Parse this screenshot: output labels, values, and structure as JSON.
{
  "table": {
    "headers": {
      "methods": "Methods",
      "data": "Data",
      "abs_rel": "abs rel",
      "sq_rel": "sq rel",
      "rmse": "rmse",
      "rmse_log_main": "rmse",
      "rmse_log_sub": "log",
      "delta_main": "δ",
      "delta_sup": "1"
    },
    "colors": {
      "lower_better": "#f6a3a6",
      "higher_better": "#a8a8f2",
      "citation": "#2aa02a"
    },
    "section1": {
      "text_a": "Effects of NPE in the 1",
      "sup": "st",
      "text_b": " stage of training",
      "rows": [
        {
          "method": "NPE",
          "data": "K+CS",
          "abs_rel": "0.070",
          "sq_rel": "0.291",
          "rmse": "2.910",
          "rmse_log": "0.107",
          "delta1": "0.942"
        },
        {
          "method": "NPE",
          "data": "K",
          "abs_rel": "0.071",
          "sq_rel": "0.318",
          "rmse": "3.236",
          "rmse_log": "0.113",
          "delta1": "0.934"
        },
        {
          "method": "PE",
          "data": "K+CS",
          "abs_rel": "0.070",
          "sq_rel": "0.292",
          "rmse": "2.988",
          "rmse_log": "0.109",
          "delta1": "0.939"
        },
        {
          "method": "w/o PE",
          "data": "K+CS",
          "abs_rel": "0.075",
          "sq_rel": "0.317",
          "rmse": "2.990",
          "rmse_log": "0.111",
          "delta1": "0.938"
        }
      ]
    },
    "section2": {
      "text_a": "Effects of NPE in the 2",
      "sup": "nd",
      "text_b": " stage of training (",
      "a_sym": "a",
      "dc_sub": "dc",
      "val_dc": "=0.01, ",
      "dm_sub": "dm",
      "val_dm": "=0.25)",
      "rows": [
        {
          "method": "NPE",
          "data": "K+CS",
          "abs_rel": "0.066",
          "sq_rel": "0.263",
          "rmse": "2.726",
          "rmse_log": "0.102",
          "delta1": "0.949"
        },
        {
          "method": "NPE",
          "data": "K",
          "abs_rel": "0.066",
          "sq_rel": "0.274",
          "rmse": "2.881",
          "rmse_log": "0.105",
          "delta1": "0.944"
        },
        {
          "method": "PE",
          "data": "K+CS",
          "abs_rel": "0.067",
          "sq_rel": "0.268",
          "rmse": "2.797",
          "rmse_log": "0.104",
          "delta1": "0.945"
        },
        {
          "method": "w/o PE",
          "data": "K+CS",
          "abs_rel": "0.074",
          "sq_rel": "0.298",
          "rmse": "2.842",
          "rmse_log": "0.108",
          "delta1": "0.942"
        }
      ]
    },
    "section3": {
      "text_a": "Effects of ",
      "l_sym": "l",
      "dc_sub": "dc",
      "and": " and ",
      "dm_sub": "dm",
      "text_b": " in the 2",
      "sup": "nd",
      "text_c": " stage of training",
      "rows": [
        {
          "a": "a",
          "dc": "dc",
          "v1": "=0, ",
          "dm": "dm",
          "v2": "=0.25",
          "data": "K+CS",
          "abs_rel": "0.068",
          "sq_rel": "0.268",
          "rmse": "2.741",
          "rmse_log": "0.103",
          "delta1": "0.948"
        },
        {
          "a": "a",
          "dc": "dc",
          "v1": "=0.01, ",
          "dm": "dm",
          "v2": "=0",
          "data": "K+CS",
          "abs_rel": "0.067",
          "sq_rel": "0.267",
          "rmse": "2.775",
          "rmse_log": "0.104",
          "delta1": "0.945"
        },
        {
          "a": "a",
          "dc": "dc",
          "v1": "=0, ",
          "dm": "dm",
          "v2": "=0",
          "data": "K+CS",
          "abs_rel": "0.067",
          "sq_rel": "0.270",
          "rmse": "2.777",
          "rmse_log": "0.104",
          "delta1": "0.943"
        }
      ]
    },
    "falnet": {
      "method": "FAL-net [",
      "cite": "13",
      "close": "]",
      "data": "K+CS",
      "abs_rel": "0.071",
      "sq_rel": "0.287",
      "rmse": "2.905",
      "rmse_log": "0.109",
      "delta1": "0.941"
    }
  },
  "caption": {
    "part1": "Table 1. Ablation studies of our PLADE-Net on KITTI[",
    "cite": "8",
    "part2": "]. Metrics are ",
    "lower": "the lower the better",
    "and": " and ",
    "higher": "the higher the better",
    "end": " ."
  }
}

§

Copy out each line exactly.

● Response below
Parse this screenshot: output labels, values, and structure as JSON.
{
  "table": {
    "headers": {
      "methods": "Methods",
      "data": "Data",
      "abs_rel": "abs rel",
      "sq_rel": "sq rel",
      "rmse": "rmse",
      "rmse_log_main": "rmse",
      "rmse_log_sub": "log",
      "delta_main": "δ",
      "delta_sup": "1"
    },
    "colors": {
      "lower_better": "#f6a3a6",
      "higher_better": "#a8a8f2",
      "citation": "#2aa02a"
    },
    "section1": {
      "text_a": "Effects of NPE in the 1",
      "sup": "st",
      "text_b": " stage of training",
      "rows": [
        {
          "method": "NPE",
          "data": "K+CS",
          "abs_rel": "0.070",
          "sq_rel": "0.291",
          "rmse": "2.910",
          "rmse_log": "0.107",
          "delta1": "0.942"
        },
        {
          "method": "NPE",
          "data": "K",
          "abs_rel": "0.071",
          "sq_rel": "0.318",
          "rmse": "3.236",
          "rmse_log": "0.113",
          "delta1": "0.934"
        },
        {
          "method": "PE",
          "data": "K+CS",
          "abs_rel": "0.070",
          "sq_rel": "0.292",
          "rmse": "2.988",
          "rmse_log": "0.109",
          "delta1": "0.939"
        },
        {
          "method": "w/o PE",
          "data": "K+CS",
          "abs_rel": "0.075",
          "sq_rel": "0.317",
          "rmse": "2.990",
          "rmse_log": "0.111",
          "delta1": "0.938"
        }
      ]
    },
    "section2": {
      "text_a": "Effects of NPE in the 2",
      "sup": "nd",
      "text_b": " stage of training (",
      "a_sym": "a",
      "dc_sub": "dc",
      "val_dc": "=0.01, ",
      "dm_sub": "dm",
      "val_dm": "=0.25)",
      "rows": [
        {
          "method": "NPE",
          "data": "K+CS",
          "abs_rel": "0.066",
          "sq_rel": "0.263",
          "rmse": "2.726",
          "rmse_log": "0.102",
          "delta1": "0.949"
        },
        {
          "method": "NPE",
          "data": "K",
          "abs_rel": "0.066",
          "sq_rel": "0.274",
          "rmse": "2.881",
          "rmse_log": "0.105",
          "delta1": "0.944"
        },
        {
          "method": "PE",
          "data": "K+CS",
          "abs_rel": "0.067",
          "sq_rel": "0.268",
          "rmse": "2.797",
          "rmse_log": "0.104",
          "delta1": "0.945"
        },
        {
          "method": "w/o PE",
          "data": "K+CS",
          "abs_rel": "0.074",
          "sq_rel": "0.298",
          "rmse": "2.842",
          "rmse_log": "0.108",
          "delta1": "0.942"
        }
      ]
    },
    "section3": {
      "text_a": "Effects of ",
      "l_sym": "l",
      "dc_sub": "dc",
      "and": " and ",
      "dm_sub": "dm",
      "text_b": " in the 2",
      "sup": "nd",
      "text_c": " stage of training",
      "rows": [
        {
          "a": "a",
          "dc": "dc",
          "v1": "=0, ",
          "dm": "dm",
          "v2": "=0.25",
          "data": "K+CS",
          "abs_rel": "0.068",
          "sq_rel": "0.268",
          "rmse": "2.741",
          "rmse_log": "0.103",
          "delta1": "0.948"
        },
        {
          "a": "a",
          "dc": "dc",
          "v1": "=0.01, ",
          "dm": "dm",
          "v2": "=0",
          "data": "K+CS",
          "abs_rel": "0.067",
          "sq_rel": "0.267",
          "rmse": "2.775",
          "rmse_log": "0.104",
          "delta1": "0.945"
        },
        {
          "a": "a",
          "dc": "dc",
          "v1": "=0, ",
          "dm": "dm",
          "v2": "=0",
          "data": "K+CS",
          "abs_rel": "0.067",
          "sq_rel": "0.270",
          "rmse": "2.777",
          "rmse_log": "0.104",
          "delta1": "0.943"
        }
      ]
    },
    "falnet": {
      "method": "FAL-net [",
      "cite": "13",
      "close": "]",
      "data": "K+CS",
      "abs_rel": "0.071",
      "sq_rel": "0.287",
      "rmse": "2.905",
      "rmse_log": "0.109",
      "delta1": "0.941"
    }
  },
  "caption": {
    "part1": "Table 1. Ablation studies of our PLADE-Net on KITTI[",
    "cite": "8",
    "part2": "]. Metrics are ",
    "lower": "the lower the better",
    "and": " and ",
    "higher": "the higher the better",
    "end": " ."
  }
}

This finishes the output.